- **Extracted text**

[BEGIN]

On January 25, 2008, Tiffany Cole (“Cole”) filed an action against defendants in the Sacramento Superior Court. (PUF ¶ 9.) The complaint alleged causes of action for sexual harassment and discrimination in violation of the Fair Employment and Housing Act (“FEHA”), California Government Code § 12940 et seq., retaliation, violation of public policy, and defamation-libel and slander per se. (PUF ¶ 11.) GLAIS hired Cole on December 27, 2004, as a Marketing/Customer Service Representative. (PDF ¶ 1.) Cole alleged that during the later part of 2006, Anderson began sexually harassing and discriminating against her by referring to her as a “bitch” and by asking her questions relating to her menstrual cycle. (PUF ¶ 12.) She also alleged that in 2007, Anderson repeatedly called her a “whore” and a “bitch” and sent email communications in which he referred to her as such. (PUF ¶¶ 13-14.) She alleged that she asked Anderson to stop making the sexually demeaning and offensive comments and that, in February 2007, she threatened to quit because of the way she was treated by Anderson. (PUF ¶¶ 15-16.) Cole asserted that in response to her threat to quit, Anderson agreed to allow her to work part-time on a telecommute schedule and come into the office one to two days per week. (PUF ¶ 17.) Cole further alleged that Anderson’s conduct continued, even after she again asked him to stop in October 2007. (PUF ¶ 19.) She asserted that after she complained, Anderson sent out defamatory emails to clients calling her “so God damned lazy, she can’t get her cheesy, fat fucking ass in the car and drive to work.” (PUF ¶ 20.) Finally, Cole alleged that Anderson retaliated against her complaints of sexual harassment by firing her effective January 2008; (PUF ¶ 22.)

[END]

- **Material supplied**
[BEGIN]

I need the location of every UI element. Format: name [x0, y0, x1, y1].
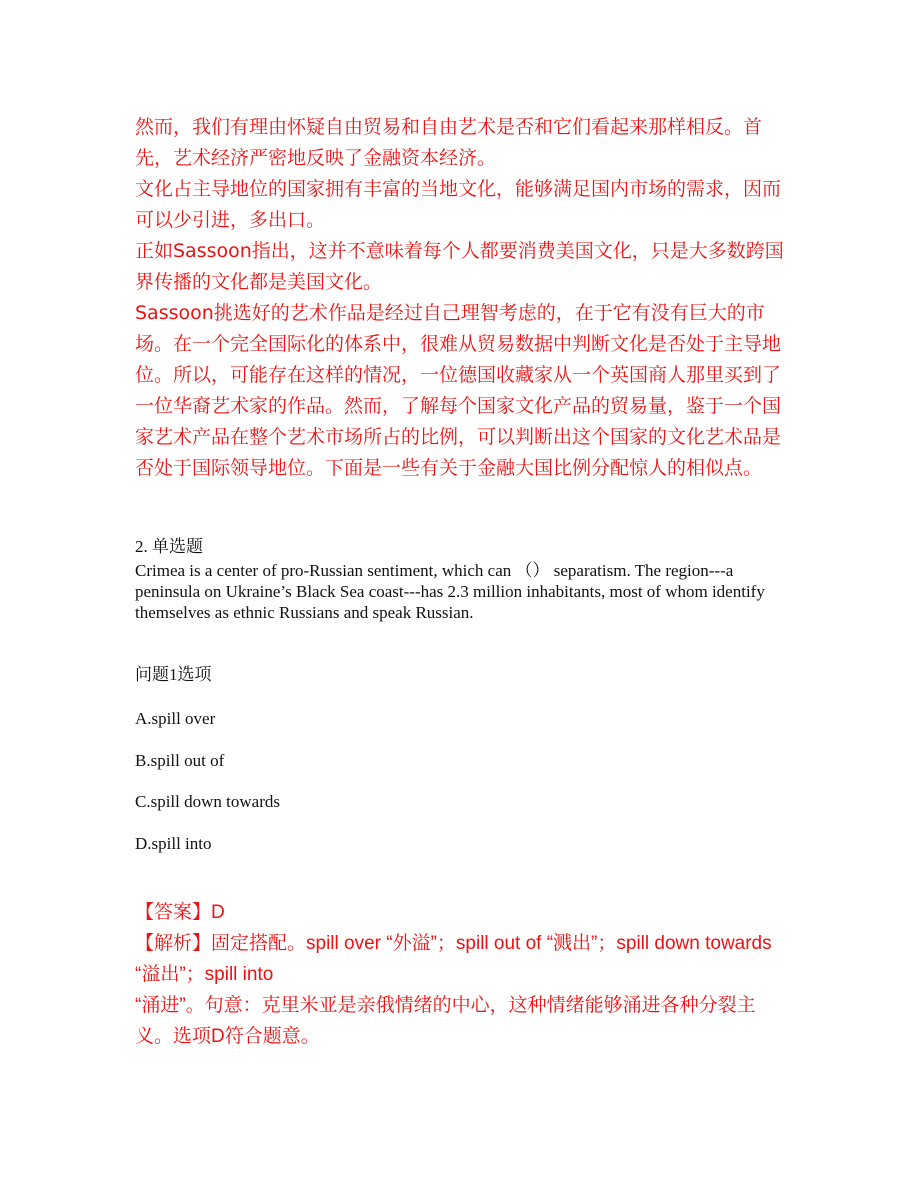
option-d: D.spill into — [135, 834, 212, 853]
intro-paragraph-1: 然而，我们有理由怀疑自由贸易和自由艺术是否和它们看起来那样相反。首先，艺术经济严密地反映了金融资本经济。 — [135, 116, 763, 169]
question-header: 2. 单选题 — [135, 537, 203, 556]
answer-section — [135, 897, 787, 1052]
answer-line: 【答案】D — [135, 902, 225, 923]
question-stem: Crimea is a center of pro-Russian sentiment, which can （） separatism. The region---a peninsula on Ukraine’s Black Sea coast---has 2.3 million inhabitants, most of whom identify themselves as ethnic Russians and speak Russian. — [135, 561, 765, 622]
options-label: 问题1选项 — [135, 665, 212, 684]
option-b: B.spill out of — [135, 751, 225, 770]
analysis-line-2: “涌进”。句意：克里米亚是亲俄情绪的中心，这种情绪能够涌进各种分裂主义。选项D符合题意。 — [135, 995, 756, 1047]
option-c: C.spill down towards — [135, 792, 280, 811]
analysis-line-1: 【解析】固定搭配。spill over “外溢”；spill out of “溅出”；spill down towards “溢出”；spill into — [135, 933, 772, 985]
option-a: A.spill over — [135, 709, 216, 728]
question-block — [135, 536, 785, 623]
intro-paragraph-3: 正如Sassoon指出，这并不意味着每个人都要消费美国文化，只是大多数跨国界传播的文化都是美国文化。 — [135, 240, 784, 293]
intro-paragraph-4: Sassoon挑选好的艺术作品是经过自己理智考虑的，在于它有没有巨大的市场。在一个完全国际化的体系中，很难从贸易数据中判断文化是否处于主导地位。所以，可能存在这样的情况，一位德国收藏家从一个英国商人那里买到了一位华裔艺术家的作品。然而，了解每个国家文化产品的贸易量，鉴于一个国家艺术产品在整个艺术市场所占的比例，可以判断出这个国家的文化艺术品是否处于国际领导地位。下面是一些有关于金融大国比例分配惊人的相似点。 — [135, 302, 782, 479]
intro-passage — [135, 112, 787, 484]
intro-paragraph-2: 文化占主导地位的国家拥有丰富的当地文化，能够满足国内市场的需求，因而可以少引进，多出口。 — [135, 178, 782, 231]
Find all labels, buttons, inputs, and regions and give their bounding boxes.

[END]

- **Objective A**
Please condense the paragraph of the case summary that begins "On January 25, 2008" into a short bulleted list that keeps its main facts.
- **Objective B**
According to the case summary, on what date did GLAIS hire Cole, and for what position?
- **Objective C**
Extend the case summary about Cole's lawsuit, picking up right after its final sentence.

- **Result A**
- On January 25, 2008, Cole sued the defendants in Sacramento Superior Court. She claimed sexual harassment and discrimination under FEHA, retaliation, violation of public policy, and defamation (libel and slander per se).
- GLAIS hired Cole on December 27, 2004, as a Marketing/Customer Service Representative.
- Starting in late 2006, Anderson allegedly used degrading names for her and asked about her menstrual cycle. In 2007 he repeated the slurs in person and in emails.
- Cole asked him to stop. In February 2007 she threatened to quit, and Anderson then let her work part-time by telecommuting, coming into the office one to two days per week.
- The conduct allegedly continued after she asked him again to stop in October 2007.
- After her complaints, Anderson allegedly sent clients defamatory emails calling her lazy and insulting her in crude terms.
- Cole alleged that Anderson retaliated by firing her effective January 2008.

- **Result B**
GLAIS hired Cole on December 27, 2004, as a Marketing/Customer Service Representative.

- **Result C**
Anderson, current employees of GLAIS, and a former employee confirmed that profanity was regularly used in the office by Gary, Cole, and other employees. (PUF ¶¶ 28, 38.) Anderson admitted calling Cole a “bitch”' and a “whore,” but asserted it was in the context of a joke after Cole had used those terms in referring to herself. (PUF ¶ 41; PDF ¶ 38-39.) Anderson also admitted that sexual slurs and jokes and racial or ethnic slurs and jokes were occasionally told at the office. (PUF ¶ 43.) However, no one was aware of any complaints by Cole about sexual harassment. (Ex. 6 to Deck of Clara Celebuski (“Celbuski Deck”), filed Mar. 3, 2010, at 5.) When interviewed, Anderson and the employees commented that plaintiff herself made sexually explicit comments, sent emails that had sexual innuendos and sexual jokes, and made sexual gestures in public when other employees were present. (Id. at 4-5; PDF ¶¶ 36-37, 51.) *1072 Anderson believed that all employees were comfortable in the uninhibited environment at GLAIS because they appeared to enjoy the bantering that included profanity and sexual comments. (PDF ¶ 47.)

Anderson also admits sending the email to Dan Carroll (“Carroll”), a friend of Anderson’s, that referred to Cole, but presents evidence that Carroll did not know to whom Anderson was referring. (PUF ¶ 59; PDF ¶ 27.) The email did not mention Cole’s name, and she was not the only employee that worked from home. (PDF ¶ 19.)

Defendants contend that Cole’s employment was terminated on January 11, 2008 on the basis of insubordination. Specifically, they assert that she was terminated due to an email she sent to all GLAIS employees stating that she would not comply with new compensation procedures that GLAIS had implemented in January 2008. (PUF ¶ 47; PDF ¶¶ 30-31.)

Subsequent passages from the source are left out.